● GIVEN PROBLEM: Gather up the lines that contain "name".

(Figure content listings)
⁂

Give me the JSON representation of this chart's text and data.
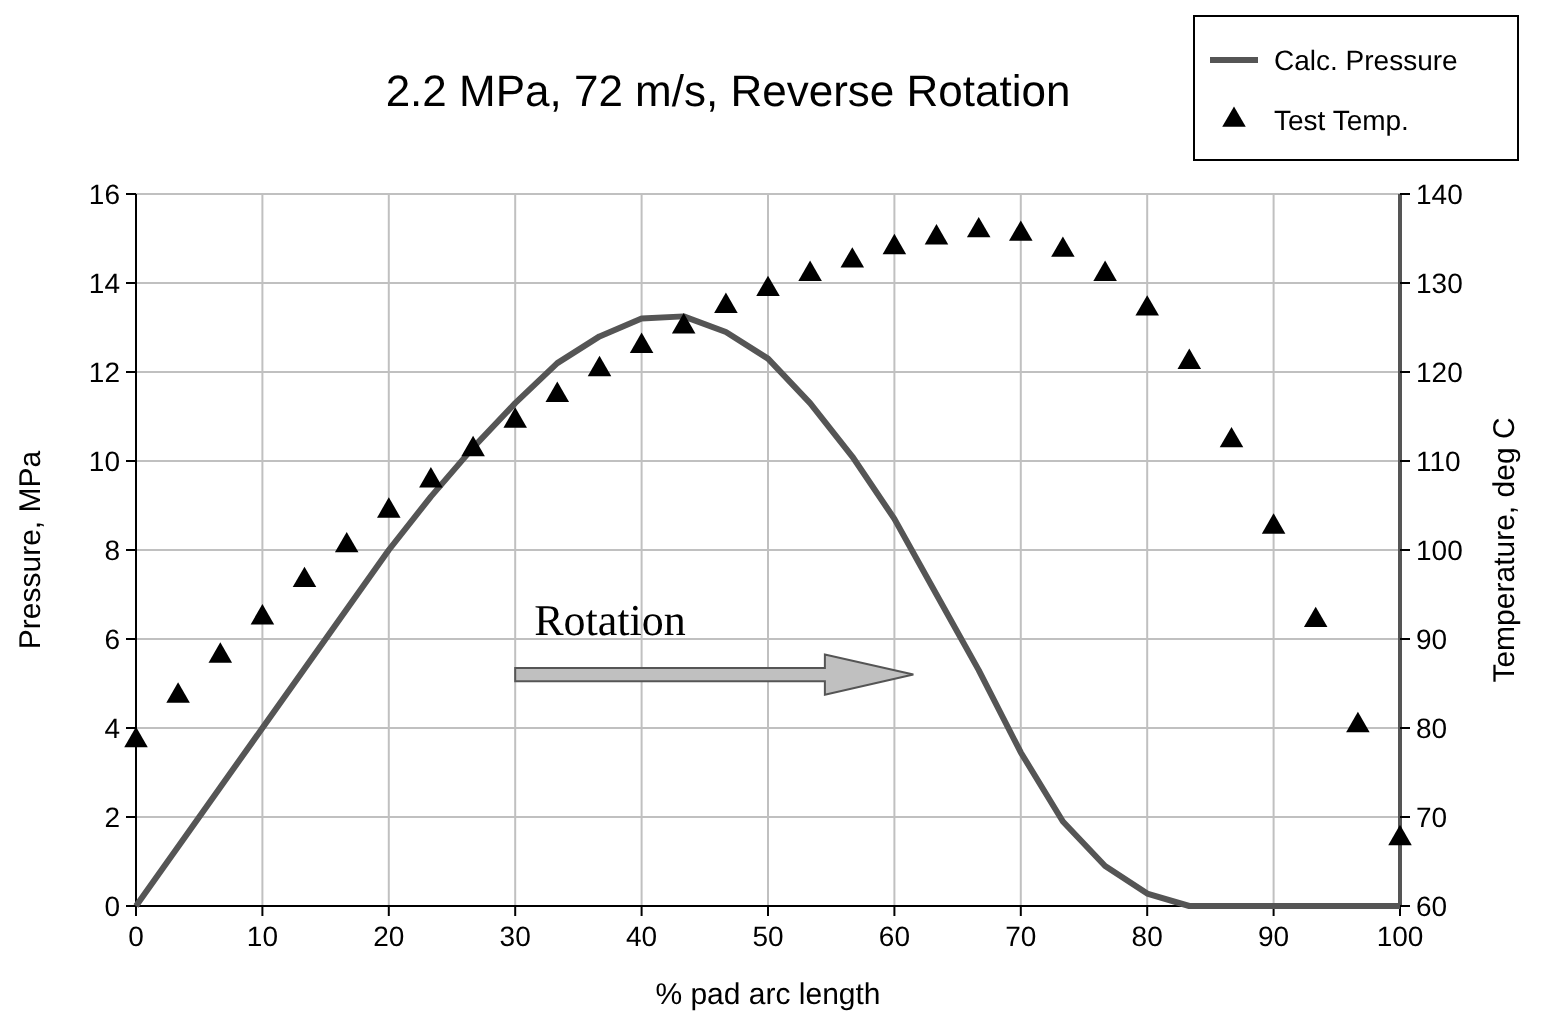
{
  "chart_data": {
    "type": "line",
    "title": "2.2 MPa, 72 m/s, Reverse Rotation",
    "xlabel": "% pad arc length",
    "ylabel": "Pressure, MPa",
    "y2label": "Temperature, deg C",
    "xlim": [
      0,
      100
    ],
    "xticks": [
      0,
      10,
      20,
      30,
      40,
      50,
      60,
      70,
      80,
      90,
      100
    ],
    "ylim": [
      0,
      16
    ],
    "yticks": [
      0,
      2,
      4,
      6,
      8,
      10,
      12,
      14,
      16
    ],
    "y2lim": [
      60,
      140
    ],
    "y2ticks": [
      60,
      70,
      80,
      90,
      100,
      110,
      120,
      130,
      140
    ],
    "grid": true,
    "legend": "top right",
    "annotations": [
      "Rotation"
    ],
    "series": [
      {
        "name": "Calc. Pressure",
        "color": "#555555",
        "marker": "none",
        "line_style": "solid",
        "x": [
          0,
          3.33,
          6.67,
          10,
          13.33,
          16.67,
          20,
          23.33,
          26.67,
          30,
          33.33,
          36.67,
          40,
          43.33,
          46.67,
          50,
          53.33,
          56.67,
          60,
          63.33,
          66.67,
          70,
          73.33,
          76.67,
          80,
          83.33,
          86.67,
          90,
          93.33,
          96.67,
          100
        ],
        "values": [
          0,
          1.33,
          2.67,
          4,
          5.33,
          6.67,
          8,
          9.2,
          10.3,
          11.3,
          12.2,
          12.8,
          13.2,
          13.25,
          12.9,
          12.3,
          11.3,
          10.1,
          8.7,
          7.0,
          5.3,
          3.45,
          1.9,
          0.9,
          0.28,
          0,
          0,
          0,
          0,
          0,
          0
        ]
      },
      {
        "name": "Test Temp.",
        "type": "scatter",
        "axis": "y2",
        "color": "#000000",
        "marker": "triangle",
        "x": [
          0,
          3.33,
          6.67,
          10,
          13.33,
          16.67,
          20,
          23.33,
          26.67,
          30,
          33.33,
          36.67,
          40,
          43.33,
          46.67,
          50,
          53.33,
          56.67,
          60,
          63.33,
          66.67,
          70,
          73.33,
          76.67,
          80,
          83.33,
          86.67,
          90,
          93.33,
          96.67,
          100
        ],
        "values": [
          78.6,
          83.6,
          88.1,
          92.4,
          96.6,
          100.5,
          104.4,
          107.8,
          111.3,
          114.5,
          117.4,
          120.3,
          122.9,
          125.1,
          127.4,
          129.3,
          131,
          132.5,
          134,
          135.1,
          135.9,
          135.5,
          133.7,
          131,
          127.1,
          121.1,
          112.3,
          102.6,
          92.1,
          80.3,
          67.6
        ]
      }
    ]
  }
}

⁂

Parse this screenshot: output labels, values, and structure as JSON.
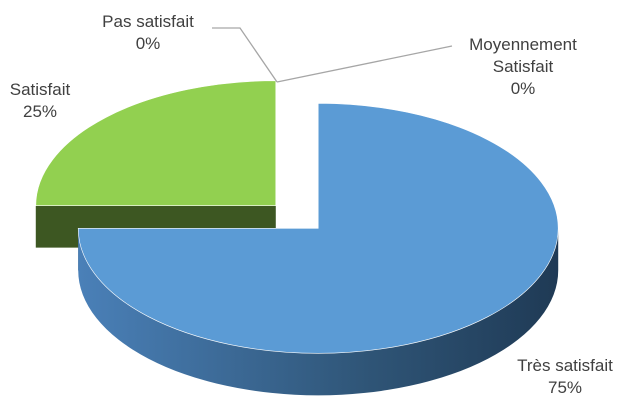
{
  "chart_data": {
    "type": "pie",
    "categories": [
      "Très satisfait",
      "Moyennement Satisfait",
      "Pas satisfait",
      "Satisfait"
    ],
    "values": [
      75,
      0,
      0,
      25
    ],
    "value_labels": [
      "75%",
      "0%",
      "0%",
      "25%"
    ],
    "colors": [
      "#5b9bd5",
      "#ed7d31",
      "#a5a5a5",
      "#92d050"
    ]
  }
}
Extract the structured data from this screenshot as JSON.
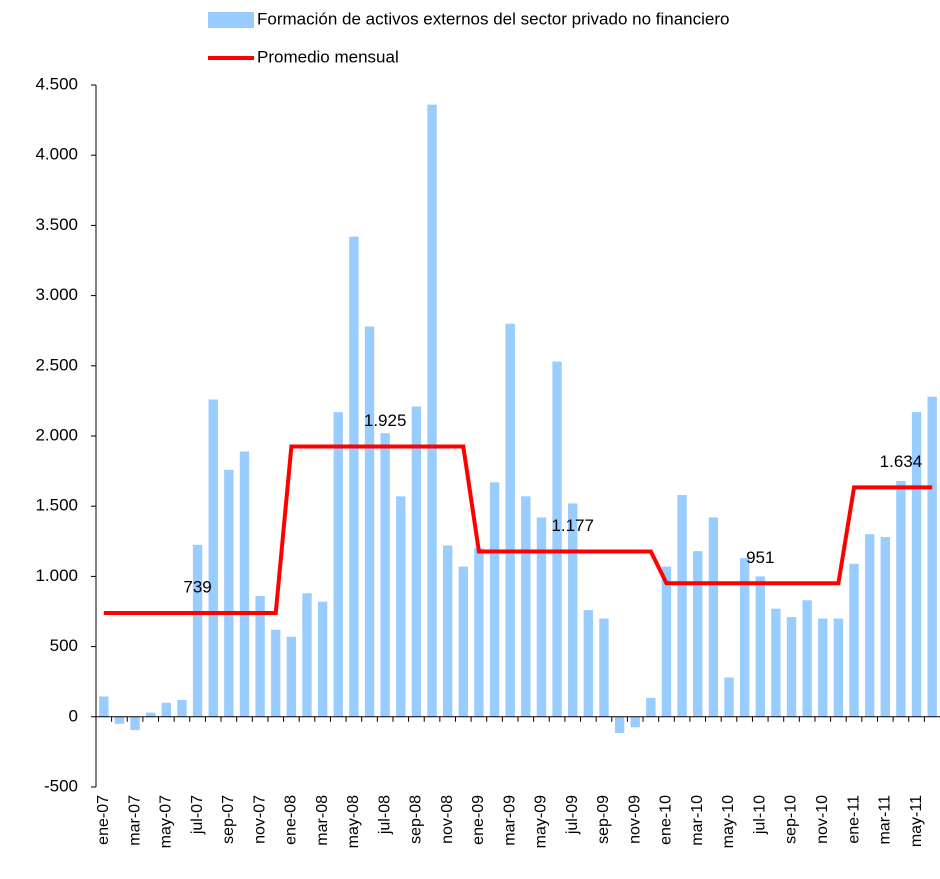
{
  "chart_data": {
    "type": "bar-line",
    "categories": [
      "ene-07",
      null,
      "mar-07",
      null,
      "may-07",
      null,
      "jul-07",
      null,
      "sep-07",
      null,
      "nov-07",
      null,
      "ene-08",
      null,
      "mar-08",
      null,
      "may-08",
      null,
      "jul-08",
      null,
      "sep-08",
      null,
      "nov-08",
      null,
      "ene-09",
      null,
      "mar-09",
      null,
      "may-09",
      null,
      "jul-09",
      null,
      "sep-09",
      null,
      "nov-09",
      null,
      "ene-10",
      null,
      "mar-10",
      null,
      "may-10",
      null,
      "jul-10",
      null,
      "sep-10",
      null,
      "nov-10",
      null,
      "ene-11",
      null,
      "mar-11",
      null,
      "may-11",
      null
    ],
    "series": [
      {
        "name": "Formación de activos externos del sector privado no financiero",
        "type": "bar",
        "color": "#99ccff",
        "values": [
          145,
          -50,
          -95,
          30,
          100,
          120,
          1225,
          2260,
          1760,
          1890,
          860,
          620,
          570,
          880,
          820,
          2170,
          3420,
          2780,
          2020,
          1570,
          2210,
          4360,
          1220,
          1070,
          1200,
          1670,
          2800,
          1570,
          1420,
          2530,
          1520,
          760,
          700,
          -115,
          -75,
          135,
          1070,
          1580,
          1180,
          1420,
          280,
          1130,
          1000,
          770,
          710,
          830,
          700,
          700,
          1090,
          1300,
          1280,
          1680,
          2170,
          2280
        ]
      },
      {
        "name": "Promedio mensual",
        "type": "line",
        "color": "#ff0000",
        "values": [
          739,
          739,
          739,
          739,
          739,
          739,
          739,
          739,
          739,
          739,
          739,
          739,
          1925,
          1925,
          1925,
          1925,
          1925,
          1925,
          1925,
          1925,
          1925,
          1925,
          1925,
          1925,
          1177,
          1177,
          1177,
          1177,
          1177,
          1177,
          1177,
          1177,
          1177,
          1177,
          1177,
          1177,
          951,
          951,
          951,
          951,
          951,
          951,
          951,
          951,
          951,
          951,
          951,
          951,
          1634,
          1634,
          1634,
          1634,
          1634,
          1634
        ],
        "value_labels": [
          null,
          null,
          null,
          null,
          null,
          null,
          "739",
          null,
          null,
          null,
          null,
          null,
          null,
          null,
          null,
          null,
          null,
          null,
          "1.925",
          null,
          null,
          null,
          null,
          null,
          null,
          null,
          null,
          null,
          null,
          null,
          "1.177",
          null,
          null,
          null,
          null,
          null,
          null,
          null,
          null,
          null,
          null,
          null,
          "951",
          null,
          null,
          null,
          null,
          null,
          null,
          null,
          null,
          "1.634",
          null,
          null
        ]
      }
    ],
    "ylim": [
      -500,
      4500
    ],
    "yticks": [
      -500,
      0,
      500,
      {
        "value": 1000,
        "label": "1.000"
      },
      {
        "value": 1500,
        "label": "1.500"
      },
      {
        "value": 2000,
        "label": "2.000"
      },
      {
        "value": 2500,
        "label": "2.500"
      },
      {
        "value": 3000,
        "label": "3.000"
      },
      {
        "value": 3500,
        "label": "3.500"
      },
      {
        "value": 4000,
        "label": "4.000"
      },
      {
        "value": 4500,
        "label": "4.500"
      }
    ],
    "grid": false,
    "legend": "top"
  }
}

⁂

● RESULT OF THIS TASK:
        "name": "Calc. Pressure",
        "name": "Test Temp.",
        "name": "Formación de activos externos del sector privado no financiero",
        "name": "Promedio mensual",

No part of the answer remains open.